— Exercise description —
Check each line of the data for "here" and select those that have it.

— Dataset content —

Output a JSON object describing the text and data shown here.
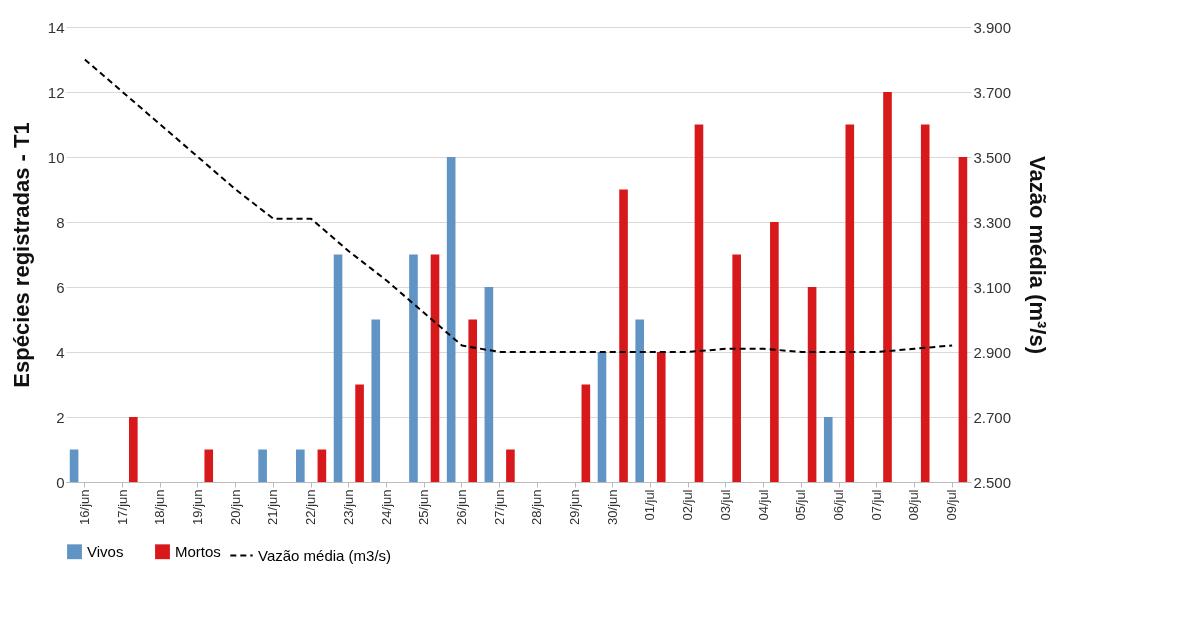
{
  "chart_data": {
    "type": "bar",
    "ylabel": "Espécies registradas - T1",
    "y2label": "Vazão média (m³/s)",
    "categories": [
      "16/jun",
      "17/jun",
      "18/jun",
      "19/jun",
      "20/jun",
      "21/jun",
      "22/jun",
      "23/jun",
      "24/jun",
      "25/jun",
      "26/jun",
      "27/jun",
      "28/jun",
      "29/jun",
      "30/jun",
      "01/jul",
      "02/jul",
      "03/jul",
      "04/jul",
      "05/jul",
      "06/jul",
      "07/jul",
      "08/jul",
      "09/jul"
    ],
    "series": [
      {
        "name": "Vivos",
        "color": "#5f94c4",
        "values": [
          1,
          0,
          0,
          0,
          0,
          1,
          1,
          7,
          5,
          7,
          10,
          6,
          0,
          0,
          4,
          5,
          0,
          0,
          0,
          0,
          2,
          0,
          0,
          0
        ]
      },
      {
        "name": "Mortos",
        "color": "#d7191c",
        "values": [
          0,
          2,
          0,
          1,
          0,
          0,
          1,
          3,
          0,
          7,
          5,
          1,
          0,
          3,
          9,
          4,
          11,
          7,
          8,
          6,
          11,
          12,
          11,
          10
        ]
      },
      {
        "name": "Vazão média (m3/s)",
        "color": "#000000",
        "type": "line",
        "axis": "y2",
        "line_style": "dashed",
        "values": [
          3.8,
          3.7,
          3.6,
          3.5,
          3.4,
          3.31,
          3.31,
          3.21,
          3.12,
          3.02,
          2.92,
          2.9,
          2.9,
          2.9,
          2.9,
          2.9,
          2.9,
          2.91,
          2.91,
          2.9,
          2.9,
          2.9,
          2.91,
          2.92
        ]
      }
    ],
    "ylim": [
      0,
      14
    ],
    "yticks": [
      0,
      2,
      4,
      6,
      8,
      10,
      12,
      14
    ],
    "y2lim": [
      2.5,
      3.9
    ],
    "y2ticks": [
      {
        "value": 2.5,
        "label": "2.500"
      },
      {
        "value": 2.7,
        "label": "2.700"
      },
      {
        "value": 2.9,
        "label": "2.900"
      },
      {
        "value": 3.1,
        "label": "3.100"
      },
      {
        "value": 3.3,
        "label": "3.300"
      },
      {
        "value": 3.5,
        "label": "3.500"
      },
      {
        "value": 3.7,
        "label": "3.700"
      },
      {
        "value": 3.9,
        "label": "3.900"
      }
    ],
    "grid": "y",
    "legend": "bottom"
  }
}
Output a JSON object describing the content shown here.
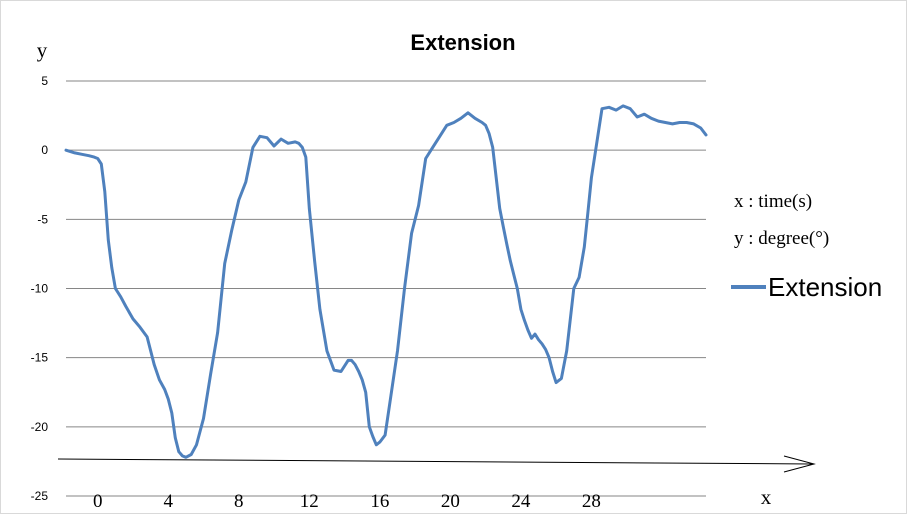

— Written response —
Output a JSON object describing the text and data shown here.
Output a JSON object describing the content shown here.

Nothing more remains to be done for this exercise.